## What to produce:
The records below are split into lines. How many of those lines contain the string "source"? Reply with the number only.

□ □ □ □ □

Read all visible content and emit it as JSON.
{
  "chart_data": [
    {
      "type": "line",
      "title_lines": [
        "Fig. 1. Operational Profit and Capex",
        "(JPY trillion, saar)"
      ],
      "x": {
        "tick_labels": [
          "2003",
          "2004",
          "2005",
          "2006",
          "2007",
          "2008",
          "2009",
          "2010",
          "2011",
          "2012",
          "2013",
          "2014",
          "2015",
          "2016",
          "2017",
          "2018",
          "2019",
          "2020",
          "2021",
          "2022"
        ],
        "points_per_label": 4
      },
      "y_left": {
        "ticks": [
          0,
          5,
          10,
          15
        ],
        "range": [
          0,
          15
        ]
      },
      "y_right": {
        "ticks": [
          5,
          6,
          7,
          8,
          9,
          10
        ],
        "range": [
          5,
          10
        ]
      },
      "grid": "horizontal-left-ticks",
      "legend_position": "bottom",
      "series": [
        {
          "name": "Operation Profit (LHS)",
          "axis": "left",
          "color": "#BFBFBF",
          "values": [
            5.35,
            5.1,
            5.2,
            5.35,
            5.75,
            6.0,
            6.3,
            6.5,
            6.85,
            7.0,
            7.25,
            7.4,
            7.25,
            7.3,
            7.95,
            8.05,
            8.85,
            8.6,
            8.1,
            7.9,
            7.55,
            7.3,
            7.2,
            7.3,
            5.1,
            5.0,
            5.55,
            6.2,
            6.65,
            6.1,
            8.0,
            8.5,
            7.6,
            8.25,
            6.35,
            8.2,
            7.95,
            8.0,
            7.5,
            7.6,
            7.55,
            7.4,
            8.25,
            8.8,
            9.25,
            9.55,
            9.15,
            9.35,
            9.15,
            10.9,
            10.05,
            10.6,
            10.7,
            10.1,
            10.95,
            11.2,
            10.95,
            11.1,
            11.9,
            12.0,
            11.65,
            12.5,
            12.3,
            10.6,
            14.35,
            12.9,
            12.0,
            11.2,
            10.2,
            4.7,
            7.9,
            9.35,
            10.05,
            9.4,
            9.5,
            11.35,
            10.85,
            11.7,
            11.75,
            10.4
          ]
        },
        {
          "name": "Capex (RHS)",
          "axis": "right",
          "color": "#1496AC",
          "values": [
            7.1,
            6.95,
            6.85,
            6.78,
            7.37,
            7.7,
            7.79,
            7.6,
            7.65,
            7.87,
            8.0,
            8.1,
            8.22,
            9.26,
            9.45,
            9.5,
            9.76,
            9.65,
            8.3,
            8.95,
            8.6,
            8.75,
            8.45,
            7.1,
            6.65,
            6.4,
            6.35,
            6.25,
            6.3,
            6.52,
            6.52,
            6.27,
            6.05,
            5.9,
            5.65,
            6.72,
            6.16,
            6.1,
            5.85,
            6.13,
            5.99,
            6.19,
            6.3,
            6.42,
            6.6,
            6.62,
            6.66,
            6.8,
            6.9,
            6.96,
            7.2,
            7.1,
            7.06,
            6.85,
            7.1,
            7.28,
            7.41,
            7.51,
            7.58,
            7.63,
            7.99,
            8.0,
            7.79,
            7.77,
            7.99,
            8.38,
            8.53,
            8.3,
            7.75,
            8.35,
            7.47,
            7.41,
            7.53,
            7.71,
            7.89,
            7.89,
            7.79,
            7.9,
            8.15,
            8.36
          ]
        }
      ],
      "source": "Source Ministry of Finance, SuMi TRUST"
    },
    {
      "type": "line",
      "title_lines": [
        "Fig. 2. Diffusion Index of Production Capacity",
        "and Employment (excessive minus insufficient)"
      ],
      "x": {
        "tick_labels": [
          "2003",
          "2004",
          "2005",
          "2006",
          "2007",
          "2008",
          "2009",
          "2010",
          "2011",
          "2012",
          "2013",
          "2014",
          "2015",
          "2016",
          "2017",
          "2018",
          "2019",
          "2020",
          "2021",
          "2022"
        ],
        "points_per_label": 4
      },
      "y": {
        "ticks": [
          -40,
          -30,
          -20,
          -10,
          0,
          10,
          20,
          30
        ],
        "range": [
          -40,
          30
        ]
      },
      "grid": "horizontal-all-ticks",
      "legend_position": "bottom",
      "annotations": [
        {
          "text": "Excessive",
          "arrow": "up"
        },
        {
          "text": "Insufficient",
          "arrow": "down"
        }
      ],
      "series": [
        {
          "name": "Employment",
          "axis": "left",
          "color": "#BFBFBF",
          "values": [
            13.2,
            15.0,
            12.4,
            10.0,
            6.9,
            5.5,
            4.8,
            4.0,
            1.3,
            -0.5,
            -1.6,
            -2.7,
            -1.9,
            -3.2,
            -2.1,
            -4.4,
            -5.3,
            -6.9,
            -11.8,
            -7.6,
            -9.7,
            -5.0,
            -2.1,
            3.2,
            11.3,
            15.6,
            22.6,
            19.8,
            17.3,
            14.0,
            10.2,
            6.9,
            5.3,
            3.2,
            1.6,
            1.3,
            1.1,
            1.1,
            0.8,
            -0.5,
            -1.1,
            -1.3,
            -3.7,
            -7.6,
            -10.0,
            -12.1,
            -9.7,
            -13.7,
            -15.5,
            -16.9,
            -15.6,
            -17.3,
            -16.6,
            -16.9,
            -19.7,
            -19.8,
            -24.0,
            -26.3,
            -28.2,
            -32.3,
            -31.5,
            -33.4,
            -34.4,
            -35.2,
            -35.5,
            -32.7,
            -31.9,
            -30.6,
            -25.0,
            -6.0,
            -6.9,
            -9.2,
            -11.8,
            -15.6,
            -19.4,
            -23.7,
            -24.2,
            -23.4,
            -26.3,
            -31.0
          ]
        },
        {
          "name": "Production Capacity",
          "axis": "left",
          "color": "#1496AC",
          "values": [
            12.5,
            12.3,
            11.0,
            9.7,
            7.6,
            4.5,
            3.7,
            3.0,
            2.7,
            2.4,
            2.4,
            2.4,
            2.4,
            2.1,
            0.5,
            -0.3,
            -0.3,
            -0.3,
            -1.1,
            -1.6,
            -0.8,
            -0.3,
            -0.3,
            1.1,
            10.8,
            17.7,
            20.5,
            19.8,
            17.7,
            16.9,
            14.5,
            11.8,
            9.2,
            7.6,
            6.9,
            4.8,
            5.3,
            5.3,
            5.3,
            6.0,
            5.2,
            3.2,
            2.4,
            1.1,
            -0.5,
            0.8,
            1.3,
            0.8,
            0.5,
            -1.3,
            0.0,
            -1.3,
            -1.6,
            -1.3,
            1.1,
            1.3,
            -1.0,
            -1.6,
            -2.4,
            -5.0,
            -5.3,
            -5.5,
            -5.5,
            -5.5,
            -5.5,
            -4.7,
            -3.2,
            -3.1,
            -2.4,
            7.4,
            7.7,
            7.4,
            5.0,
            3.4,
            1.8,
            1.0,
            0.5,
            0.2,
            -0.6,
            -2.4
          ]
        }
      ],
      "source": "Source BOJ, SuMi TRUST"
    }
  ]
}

□ □ □ □ □

## Task response:
2